- _期待される内容_: 業務委託契約書を解説した提示文を、最後の文のあとから引き継いで書き進めてください。

業務委託契約書とは?種類や記載事項・注意点をわかりやすく解説

業務委託契約書とは、仕事を外部に委託するとき、業務内容や契約における条件などを記載した文書です。

法律上、業務委託契約を締結するとき、業務委託契約書の作成は義務付けられているわけではありません。

しかし誰にどのような仕事を委託したのか、業務範囲・報酬・納期などを明確に記した業務委託契約書があれば、双方の捉え方などに違いがあったときでも未然にトラブルを防ぐことができます。

そこで、業務委託契約書について、種類や記載事項、注意点などをわかりやすく解説していきます。

業務委託契約書とは

下請け

「業務委託契約書」とは、企業などの委託者が、自社の業務の一部または全部を他社や個人事業者などの外部に委託するときに締結した契約内容を記した文書です。

業務委託の際には、どのような業務を任せるのか、その内容や報酬の支払方法などの諸条件を取り決めます。

取り決めた内容を書面化した文書が業務委託契約書であり、作成の際には仕事を委託する側と請け負う側の双方が署名捺印し、それぞれ1通ずつ保管することになります。

業務委託契約書について、以下の2つを説明します。

  1. 目的
  2. 雇用契約の違い

契約書とは?法的な効力や流れ・書き方とポイントをわかりやすく解説

目的

業務委託契約書を作成する「目的」は、契約を結ぶ上での諸条件を明記した書面を作成することで、法律関係を明確にすることです。

業務の内容や報酬が発生する条件、トラブルが発生したときの責任の所在などを書面化しておかなければ、万一問題が起こったときに対応できなくなります。

口頭で業務委託契約を結ぶことも可能ではあるものの、双方の認識の違いでトラブル発生時に水掛け論になる恐れもあるといえます。

また、訴訟になったときには契約内容を示す証拠が必要となるため、業務委託契約書は必ず作成しておきましょう。

雇用契約の違い

業務委託契約書は、業務を委託する上で結ぶ契約を書面化した文書であるため、「雇用契約」とは異なる契約に関する書類です。

一連の行:
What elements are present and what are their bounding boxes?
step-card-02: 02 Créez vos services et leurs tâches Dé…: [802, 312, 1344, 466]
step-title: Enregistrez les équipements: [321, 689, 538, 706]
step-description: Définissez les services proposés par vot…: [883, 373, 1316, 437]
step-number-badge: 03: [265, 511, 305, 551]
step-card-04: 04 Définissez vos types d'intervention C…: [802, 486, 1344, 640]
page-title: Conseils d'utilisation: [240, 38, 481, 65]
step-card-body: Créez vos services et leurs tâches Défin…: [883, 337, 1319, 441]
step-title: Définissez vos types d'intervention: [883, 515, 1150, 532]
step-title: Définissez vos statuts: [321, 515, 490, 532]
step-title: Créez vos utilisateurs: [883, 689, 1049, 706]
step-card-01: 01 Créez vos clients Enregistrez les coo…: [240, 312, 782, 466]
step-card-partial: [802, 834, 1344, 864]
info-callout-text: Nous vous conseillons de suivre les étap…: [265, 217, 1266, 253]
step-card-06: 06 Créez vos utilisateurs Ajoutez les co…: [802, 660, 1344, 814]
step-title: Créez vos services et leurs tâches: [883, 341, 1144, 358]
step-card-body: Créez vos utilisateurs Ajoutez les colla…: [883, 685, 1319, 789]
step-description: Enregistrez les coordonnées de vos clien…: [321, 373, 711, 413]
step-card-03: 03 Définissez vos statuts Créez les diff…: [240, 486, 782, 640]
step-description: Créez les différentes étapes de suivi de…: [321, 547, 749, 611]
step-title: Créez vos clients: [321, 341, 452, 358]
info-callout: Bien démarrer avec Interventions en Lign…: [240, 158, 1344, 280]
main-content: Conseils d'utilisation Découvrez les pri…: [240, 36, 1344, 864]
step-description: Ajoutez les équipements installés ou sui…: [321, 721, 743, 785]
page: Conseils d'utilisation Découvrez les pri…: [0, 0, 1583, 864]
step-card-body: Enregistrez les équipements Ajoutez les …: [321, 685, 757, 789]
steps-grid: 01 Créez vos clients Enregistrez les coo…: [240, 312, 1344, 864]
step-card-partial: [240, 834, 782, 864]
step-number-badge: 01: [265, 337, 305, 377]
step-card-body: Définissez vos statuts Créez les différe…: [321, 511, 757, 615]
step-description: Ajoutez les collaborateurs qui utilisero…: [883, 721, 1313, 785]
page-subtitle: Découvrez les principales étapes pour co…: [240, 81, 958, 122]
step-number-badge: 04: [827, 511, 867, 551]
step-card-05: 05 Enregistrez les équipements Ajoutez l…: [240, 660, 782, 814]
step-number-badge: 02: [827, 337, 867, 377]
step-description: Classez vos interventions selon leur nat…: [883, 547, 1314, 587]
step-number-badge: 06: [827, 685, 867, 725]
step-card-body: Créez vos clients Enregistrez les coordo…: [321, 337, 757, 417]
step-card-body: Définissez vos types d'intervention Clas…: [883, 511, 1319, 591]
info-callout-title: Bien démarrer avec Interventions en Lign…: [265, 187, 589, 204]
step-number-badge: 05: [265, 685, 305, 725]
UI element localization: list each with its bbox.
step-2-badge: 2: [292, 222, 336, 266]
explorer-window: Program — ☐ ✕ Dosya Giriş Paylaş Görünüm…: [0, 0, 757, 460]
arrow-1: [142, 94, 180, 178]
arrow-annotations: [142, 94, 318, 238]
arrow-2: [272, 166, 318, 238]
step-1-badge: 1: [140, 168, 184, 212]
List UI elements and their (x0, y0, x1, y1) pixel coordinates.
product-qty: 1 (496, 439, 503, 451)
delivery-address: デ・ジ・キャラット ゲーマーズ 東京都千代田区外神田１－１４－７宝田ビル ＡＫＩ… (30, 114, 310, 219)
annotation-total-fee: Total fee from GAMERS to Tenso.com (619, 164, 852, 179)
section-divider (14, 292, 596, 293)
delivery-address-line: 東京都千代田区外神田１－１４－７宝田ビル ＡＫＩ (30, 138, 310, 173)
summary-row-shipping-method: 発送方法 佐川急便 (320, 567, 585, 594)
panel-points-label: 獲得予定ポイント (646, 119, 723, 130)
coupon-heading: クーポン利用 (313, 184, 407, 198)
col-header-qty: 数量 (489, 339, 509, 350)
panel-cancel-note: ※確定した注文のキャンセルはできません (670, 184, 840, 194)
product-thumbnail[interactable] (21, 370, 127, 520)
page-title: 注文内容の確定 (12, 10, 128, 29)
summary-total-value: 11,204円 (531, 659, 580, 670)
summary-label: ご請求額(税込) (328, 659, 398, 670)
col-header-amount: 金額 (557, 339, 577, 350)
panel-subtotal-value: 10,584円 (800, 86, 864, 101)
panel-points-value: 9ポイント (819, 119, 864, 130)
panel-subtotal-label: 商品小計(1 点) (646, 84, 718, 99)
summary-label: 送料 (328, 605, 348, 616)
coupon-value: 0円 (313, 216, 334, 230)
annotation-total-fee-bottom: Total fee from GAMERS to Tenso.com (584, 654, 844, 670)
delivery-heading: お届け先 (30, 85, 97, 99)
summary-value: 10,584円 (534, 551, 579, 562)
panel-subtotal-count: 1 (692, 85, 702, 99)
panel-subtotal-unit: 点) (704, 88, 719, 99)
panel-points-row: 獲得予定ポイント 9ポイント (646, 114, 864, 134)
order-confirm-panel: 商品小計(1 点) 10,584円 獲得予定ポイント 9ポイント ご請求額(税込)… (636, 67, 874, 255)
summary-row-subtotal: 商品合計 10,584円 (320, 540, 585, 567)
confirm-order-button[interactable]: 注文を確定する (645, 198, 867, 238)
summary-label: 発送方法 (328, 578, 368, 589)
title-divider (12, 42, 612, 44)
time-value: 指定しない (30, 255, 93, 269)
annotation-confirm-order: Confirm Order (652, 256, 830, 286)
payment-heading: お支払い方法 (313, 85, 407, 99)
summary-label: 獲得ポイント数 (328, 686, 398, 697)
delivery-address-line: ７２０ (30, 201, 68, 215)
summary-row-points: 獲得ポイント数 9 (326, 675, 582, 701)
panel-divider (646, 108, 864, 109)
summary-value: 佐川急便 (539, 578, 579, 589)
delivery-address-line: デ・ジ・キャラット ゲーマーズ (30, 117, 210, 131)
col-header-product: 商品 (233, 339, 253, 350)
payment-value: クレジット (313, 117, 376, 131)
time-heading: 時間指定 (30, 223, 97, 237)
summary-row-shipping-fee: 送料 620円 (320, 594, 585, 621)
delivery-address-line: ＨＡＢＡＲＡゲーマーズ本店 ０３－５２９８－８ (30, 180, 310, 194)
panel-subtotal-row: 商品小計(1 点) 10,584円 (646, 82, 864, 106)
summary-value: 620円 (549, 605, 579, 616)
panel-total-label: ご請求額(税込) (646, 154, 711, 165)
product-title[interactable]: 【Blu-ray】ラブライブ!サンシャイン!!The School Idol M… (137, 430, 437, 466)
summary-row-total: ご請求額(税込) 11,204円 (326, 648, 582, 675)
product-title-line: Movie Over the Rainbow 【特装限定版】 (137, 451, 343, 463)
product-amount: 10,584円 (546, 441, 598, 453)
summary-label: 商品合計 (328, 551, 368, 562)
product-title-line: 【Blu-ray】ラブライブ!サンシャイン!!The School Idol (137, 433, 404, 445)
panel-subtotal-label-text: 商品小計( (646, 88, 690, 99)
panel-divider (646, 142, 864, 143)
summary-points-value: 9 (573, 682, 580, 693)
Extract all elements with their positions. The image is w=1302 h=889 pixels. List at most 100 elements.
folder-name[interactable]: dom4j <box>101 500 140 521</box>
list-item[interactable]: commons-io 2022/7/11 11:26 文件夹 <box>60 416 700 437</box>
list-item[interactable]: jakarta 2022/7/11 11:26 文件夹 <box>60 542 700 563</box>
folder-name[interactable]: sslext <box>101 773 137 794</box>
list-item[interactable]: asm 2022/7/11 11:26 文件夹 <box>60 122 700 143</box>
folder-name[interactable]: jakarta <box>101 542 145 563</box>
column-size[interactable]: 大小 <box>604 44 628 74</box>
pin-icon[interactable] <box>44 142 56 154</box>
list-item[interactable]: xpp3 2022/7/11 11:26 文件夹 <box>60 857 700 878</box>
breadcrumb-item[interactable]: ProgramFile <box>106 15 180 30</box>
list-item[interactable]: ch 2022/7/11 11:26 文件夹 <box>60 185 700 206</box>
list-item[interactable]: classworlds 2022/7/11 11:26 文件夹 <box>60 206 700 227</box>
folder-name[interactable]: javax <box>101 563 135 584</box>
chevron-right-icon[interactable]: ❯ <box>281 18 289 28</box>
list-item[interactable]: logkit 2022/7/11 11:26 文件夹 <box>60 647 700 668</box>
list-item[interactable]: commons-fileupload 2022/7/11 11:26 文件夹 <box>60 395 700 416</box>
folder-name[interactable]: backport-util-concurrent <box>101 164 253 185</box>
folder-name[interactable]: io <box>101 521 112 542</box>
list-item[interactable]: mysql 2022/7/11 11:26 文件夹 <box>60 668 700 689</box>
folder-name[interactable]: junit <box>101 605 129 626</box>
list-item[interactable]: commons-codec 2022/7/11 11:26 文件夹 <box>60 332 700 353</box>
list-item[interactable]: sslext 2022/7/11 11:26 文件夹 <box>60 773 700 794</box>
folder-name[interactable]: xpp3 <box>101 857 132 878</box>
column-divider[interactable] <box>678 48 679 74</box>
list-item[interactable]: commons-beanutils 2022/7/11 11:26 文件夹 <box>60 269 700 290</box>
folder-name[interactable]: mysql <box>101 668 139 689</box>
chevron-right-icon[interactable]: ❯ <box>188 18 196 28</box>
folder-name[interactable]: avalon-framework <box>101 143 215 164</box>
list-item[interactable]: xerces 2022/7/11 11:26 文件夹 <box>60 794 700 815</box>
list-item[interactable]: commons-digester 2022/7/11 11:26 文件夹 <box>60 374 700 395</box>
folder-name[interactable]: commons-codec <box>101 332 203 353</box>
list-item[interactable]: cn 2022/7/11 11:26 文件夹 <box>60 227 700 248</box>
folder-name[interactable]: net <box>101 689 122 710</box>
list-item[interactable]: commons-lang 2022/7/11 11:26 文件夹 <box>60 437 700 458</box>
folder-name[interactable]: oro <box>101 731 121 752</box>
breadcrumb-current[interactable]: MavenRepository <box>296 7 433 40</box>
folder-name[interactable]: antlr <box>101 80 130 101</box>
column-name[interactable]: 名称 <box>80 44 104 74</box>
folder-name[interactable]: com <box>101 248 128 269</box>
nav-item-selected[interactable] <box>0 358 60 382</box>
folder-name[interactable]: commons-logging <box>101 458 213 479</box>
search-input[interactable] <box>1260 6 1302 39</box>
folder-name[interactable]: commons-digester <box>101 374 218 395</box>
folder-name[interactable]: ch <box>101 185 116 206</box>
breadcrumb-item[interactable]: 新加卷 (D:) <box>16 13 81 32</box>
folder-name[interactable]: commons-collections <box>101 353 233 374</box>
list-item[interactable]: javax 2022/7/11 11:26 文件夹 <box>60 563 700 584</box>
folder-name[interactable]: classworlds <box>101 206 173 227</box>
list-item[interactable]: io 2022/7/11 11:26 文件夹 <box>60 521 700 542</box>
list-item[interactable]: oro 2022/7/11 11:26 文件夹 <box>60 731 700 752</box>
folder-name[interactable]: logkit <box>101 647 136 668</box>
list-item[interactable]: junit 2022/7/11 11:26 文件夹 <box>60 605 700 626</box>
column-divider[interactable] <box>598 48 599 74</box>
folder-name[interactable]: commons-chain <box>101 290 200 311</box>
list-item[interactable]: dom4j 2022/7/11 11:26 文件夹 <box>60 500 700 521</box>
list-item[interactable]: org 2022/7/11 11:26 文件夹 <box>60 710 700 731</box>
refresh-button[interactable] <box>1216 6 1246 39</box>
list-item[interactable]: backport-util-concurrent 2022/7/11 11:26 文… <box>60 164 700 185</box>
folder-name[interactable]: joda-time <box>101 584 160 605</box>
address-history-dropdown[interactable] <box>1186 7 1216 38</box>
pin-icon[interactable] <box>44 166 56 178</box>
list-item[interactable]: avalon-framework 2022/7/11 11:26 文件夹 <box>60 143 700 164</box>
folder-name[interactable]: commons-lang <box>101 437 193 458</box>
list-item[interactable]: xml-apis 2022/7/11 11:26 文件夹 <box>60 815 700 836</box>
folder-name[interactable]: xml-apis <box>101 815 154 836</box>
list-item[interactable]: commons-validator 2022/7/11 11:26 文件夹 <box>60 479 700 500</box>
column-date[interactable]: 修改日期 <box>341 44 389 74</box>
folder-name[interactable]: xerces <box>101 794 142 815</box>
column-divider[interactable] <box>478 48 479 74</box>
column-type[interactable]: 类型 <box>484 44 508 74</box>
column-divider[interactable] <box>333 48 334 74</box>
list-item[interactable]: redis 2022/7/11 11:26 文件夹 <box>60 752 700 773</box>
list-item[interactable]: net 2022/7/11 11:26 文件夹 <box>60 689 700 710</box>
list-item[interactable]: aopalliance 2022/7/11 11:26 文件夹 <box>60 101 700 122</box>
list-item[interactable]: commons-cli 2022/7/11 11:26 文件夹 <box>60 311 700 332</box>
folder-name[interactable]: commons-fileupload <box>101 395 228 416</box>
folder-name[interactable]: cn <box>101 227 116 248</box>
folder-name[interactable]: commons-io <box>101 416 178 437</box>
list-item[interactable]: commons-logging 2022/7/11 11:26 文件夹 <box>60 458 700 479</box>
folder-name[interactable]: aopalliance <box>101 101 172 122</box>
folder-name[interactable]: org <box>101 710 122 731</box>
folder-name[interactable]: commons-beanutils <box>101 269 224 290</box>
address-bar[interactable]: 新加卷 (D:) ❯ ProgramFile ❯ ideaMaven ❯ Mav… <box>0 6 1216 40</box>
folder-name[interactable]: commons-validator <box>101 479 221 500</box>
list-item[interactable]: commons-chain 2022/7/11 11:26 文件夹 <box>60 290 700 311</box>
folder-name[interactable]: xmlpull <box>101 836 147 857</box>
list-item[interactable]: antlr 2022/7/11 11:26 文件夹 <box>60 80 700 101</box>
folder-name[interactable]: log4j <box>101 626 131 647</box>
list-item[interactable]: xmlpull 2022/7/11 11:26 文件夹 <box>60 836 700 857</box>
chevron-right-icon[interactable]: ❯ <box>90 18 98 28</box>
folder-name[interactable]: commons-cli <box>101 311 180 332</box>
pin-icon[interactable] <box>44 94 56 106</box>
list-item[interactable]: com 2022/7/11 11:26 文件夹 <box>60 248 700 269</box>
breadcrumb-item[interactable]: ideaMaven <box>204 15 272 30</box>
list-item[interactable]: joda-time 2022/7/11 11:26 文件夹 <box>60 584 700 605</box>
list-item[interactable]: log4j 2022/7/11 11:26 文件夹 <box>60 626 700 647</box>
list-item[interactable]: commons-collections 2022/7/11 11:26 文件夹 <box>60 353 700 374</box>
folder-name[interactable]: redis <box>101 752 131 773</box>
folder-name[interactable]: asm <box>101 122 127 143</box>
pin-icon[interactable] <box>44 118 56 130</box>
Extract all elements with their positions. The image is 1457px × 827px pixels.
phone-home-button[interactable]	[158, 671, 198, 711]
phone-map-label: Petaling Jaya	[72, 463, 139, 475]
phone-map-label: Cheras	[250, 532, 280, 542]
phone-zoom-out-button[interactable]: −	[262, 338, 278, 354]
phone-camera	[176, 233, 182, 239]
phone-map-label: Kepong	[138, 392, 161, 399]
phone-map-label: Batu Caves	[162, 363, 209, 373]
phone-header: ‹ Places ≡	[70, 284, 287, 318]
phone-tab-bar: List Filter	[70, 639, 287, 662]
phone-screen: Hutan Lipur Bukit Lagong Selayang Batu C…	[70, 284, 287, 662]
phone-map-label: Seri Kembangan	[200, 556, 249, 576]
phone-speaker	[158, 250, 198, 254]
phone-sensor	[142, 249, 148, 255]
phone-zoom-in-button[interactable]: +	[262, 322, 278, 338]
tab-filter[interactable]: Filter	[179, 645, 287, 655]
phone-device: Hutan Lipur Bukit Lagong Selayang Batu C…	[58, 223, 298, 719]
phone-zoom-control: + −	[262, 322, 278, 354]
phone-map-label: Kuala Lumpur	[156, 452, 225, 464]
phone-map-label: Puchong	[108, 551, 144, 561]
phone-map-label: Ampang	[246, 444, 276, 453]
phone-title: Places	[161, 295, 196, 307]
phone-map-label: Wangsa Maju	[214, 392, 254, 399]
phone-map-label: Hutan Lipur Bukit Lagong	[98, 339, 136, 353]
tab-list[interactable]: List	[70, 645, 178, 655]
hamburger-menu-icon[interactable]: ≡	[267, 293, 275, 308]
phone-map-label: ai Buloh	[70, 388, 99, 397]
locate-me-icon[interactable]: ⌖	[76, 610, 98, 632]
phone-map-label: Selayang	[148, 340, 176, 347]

- _記述回答_:
雇用契約は、事業者から仕事に従事した労働者に対し、報酬を支払うことを約束する契約です。

事業者から指示された労務を行うことで労働者は報酬を得ることができます。

雇用契約書では、賃金・就業場所・時間・業務内容、その他にも昇給や退職などに関する労働条件を事業者と雇用される従業員が取り決めて書面化し契約を結びます。

一方で業務委託契約は、発注者と受注者の立場がそれぞれ独立しているため、関係は対等といえます。

受注者は発注者の指示によらず、自己の裁量で業務を行うことができるといった違いがあります。

業務委託契約に該当する契約

契約書を確認する人

業務委託契約に該当する契約は、主に次の3つです。

  1. 請負契約
  2. 委任契約
  3. 準委任契約

それぞれの契約について説明します。

請負契約

「請負契約」とは、注文者が受注者に仕事の完成を依頼し、完成後に報酬を支払うことを約束する契約です。

受注者は仕事を完成しなければ報酬を受け取ることはできず、納品物や成果物が決まっているため、期日通りに完成させることが必要となります。

成果や期日などの基準を満たしていない場合には修正し、再度納品などを経て完成させることで、報酬が発生します。

委任契約

「委任契約」とは、発注側が委託した業務を受注者に委任する契約です。

当事者の一方が法律行為をする相手へ委託し、承諾してもらうことで効力を生ずる契約といえます。

仕事の完成や成果物の納品ではなく、委託された業務(法律行為)を遂行することを委任する契約であるため、契約期間に指定された業務を行うこと報酬が発生します。

準委任契約

「準委任契約」とは、業務の内容が法律行為に該当しない契約です。

委任契約と同様に、委託した業務の遂行で報酬が発生しますが、業務内容が法律行為に該当しないといった違いがあります。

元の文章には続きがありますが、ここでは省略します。